» **Problem**: Your job is to restate each entry word for word.

» **Records provided**:
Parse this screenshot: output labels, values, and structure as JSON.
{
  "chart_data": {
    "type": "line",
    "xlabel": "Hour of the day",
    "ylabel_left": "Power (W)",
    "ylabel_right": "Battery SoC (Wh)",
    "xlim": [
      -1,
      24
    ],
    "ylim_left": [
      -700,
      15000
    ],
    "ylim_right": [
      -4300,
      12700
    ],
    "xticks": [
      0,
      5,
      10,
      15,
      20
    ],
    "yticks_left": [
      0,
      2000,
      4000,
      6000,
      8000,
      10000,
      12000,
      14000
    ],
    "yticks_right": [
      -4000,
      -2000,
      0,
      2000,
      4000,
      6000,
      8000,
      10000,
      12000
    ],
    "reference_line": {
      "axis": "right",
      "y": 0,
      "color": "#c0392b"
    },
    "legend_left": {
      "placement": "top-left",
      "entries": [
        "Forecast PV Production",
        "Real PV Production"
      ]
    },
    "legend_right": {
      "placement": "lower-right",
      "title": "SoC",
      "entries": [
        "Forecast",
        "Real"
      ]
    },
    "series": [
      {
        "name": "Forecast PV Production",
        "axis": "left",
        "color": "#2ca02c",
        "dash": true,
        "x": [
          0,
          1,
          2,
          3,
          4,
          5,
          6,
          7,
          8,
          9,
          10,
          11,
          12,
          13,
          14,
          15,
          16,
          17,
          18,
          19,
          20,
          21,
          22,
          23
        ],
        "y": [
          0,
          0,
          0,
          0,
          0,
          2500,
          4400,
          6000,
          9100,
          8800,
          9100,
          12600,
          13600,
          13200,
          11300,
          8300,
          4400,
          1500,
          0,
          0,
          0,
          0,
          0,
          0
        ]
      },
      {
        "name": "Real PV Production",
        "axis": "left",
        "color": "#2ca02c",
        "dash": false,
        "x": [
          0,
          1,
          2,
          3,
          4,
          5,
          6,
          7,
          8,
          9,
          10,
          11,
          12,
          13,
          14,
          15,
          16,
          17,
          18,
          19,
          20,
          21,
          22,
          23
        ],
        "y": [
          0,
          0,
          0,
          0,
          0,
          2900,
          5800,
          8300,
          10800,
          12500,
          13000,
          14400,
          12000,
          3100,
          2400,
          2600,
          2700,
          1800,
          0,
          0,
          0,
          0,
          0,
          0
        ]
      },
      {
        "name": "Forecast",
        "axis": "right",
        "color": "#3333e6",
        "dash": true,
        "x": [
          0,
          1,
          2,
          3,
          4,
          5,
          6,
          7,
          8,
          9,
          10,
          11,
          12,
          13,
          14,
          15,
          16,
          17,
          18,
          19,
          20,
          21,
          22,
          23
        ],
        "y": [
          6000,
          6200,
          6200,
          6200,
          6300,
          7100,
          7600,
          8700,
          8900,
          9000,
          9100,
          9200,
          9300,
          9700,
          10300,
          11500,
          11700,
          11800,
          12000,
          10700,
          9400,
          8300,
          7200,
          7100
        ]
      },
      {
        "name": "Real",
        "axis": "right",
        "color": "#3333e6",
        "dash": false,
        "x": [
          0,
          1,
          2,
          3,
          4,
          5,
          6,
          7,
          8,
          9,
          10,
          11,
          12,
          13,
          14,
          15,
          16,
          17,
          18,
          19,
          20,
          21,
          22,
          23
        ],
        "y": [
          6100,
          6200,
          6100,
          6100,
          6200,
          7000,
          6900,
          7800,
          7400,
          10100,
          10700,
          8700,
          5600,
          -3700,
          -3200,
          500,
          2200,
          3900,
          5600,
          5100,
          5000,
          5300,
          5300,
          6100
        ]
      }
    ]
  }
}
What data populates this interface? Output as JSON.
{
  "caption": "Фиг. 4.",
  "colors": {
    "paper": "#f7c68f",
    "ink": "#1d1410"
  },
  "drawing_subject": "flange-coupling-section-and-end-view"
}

» **Complete response**:
Parse this screenshot: output labels, values, and structure as JSON.
{
  "chart_data": {
    "type": "line",
    "xlabel": "Hour of the day",
    "ylabel_left": "Power (W)",
    "ylabel_right": "Battery SoC (Wh)",
    "xlim": [
      -1,
      24
    ],
    "ylim_left": [
      -700,
      15000
    ],
    "ylim_right": [
      -4300,
      12700
    ],
    "xticks": [
      0,
      5,
      10,
      15,
      20
    ],
    "yticks_left": [
      0,
      2000,
      4000,
      6000,
      8000,
      10000,
      12000,
      14000
    ],
    "yticks_right": [
      -4000,
      -2000,
      0,
      2000,
      4000,
      6000,
      8000,
      10000,
      12000
    ],
    "reference_line": {
      "axis": "right",
      "y": 0,
      "color": "#c0392b"
    },
    "legend_left": {
      "placement": "top-left",
      "entries": [
        "Forecast PV Production",
        "Real PV Production"
      ]
    },
    "legend_right": {
      "placement": "lower-right",
      "title": "SoC",
      "entries": [
        "Forecast",
        "Real"
      ]
    },
    "series": [
      {
        "name": "Forecast PV Production",
        "axis": "left",
        "color": "#2ca02c",
        "dash": true,
        "x": [
          0,
          1,
          2,
          3,
          4,
          5,
          6,
          7,
          8,
          9,
          10,
          11,
          12,
          13,
          14,
          15,
          16,
          17,
          18,
          19,
          20,
          21,
          22,
          23
        ],
        "y": [
          0,
          0,
          0,
          0,
          0,
          2500,
          4400,
          6000,
          9100,
          8800,
          9100,
          12600,
          13600,
          13200,
          11300,
          8300,
          4400,
          1500,
          0,
          0,
          0,
          0,
          0,
          0
        ]
      },
      {
        "name": "Real PV Production",
        "axis": "left",
        "color": "#2ca02c",
        "dash": false,
        "x": [
          0,
          1,
          2,
          3,
          4,
          5,
          6,
          7,
          8,
          9,
          10,
          11,
          12,
          13,
          14,
          15,
          16,
          17,
          18,
          19,
          20,
          21,
          22,
          23
        ],
        "y": [
          0,
          0,
          0,
          0,
          0,
          2900,
          5800,
          8300,
          10800,
          12500,
          13000,
          14400,
          12000,
          3100,
          2400,
          2600,
          2700,
          1800,
          0,
          0,
          0,
          0,
          0,
          0
        ]
      },
      {
        "name": "Forecast",
        "axis": "right",
        "color": "#3333e6",
        "dash": true,
        "x": [
          0,
          1,
          2,
          3,
          4,
          5,
          6,
          7,
          8,
          9,
          10,
          11,
          12,
          13,
          14,
          15,
          16,
          17,
          18,
          19,
          20,
          21,
          22,
          23
        ],
        "y": [
          6000,
          6200,
          6200,
          6200,
          6300,
          7100,
          7600,
          8700,
          8900,
          9000,
          9100,
          9200,
          9300,
          9700,
          10300,
          11500,
          11700,
          11800,
          12000,
          10700,
          9400,
          8300,
          7200,
          7100
        ]
      },
      {
        "name": "Real",
        "axis": "right",
        "color": "#3333e6",
        "dash": false,
        "x": [
          0,
          1,
          2,
          3,
          4,
          5,
          6,
          7,
          8,
          9,
          10,
          11,
          12,
          13,
          14,
          15,
          16,
          17,
          18,
          19,
          20,
          21,
          22,
          23
        ],
        "y": [
          6100,
          6200,
          6100,
          6100,
          6200,
          7000,
          6900,
          7800,
          7400,
          10100,
          10700,
          8700,
          5600,
          -3700,
          -3200,
          500,
          2200,
          3900,
          5600,
          5100,
          5000,
          5300,
          5300,
          6100
        ]
      }
    ]
  }
}
What data populates this interface? Output as JSON.
{
  "caption": "Фиг. 4.",
  "colors": {
    "paper": "#f7c68f",
    "ink": "#1d1410"
  },
  "drawing_subject": "flange-coupling-section-and-end-view"
}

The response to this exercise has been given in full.